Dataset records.

━━━━━━

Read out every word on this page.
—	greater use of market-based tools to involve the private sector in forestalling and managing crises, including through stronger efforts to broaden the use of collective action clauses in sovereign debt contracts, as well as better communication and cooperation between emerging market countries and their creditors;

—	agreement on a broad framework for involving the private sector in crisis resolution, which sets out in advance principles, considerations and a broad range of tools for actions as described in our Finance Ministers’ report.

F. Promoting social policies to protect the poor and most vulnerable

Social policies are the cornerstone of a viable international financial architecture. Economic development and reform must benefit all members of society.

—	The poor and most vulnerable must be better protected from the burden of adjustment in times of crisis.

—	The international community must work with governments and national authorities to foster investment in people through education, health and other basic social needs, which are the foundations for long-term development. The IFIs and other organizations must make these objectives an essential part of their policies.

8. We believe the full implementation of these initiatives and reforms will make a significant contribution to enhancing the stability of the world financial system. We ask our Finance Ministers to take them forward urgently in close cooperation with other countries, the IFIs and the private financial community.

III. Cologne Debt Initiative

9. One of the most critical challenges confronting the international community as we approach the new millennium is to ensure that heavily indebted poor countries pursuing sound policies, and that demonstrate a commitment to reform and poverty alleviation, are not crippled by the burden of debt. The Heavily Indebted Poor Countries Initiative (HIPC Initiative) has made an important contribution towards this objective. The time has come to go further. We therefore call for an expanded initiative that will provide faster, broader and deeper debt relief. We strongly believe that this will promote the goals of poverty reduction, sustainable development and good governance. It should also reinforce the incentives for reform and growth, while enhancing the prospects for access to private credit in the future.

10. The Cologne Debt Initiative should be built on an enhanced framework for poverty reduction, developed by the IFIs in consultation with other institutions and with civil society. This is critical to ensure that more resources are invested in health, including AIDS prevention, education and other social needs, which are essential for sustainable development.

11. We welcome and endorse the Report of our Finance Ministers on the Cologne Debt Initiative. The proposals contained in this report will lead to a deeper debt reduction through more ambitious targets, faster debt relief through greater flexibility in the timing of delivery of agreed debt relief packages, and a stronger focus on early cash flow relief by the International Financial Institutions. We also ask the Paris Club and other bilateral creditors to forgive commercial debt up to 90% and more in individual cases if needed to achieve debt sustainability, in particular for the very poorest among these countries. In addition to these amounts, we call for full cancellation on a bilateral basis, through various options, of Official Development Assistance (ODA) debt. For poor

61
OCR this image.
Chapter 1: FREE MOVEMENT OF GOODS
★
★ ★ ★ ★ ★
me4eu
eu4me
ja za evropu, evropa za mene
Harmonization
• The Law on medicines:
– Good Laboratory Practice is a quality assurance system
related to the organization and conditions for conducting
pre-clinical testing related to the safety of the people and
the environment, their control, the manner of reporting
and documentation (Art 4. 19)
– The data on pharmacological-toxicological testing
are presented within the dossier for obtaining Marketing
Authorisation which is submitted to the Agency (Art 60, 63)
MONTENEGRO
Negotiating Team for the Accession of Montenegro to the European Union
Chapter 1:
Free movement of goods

━━━━━━

List all lines from the entries that include the word "Chapter".

Chapter 1: FREE MOVEMENT OF GOODS
Chapter 1:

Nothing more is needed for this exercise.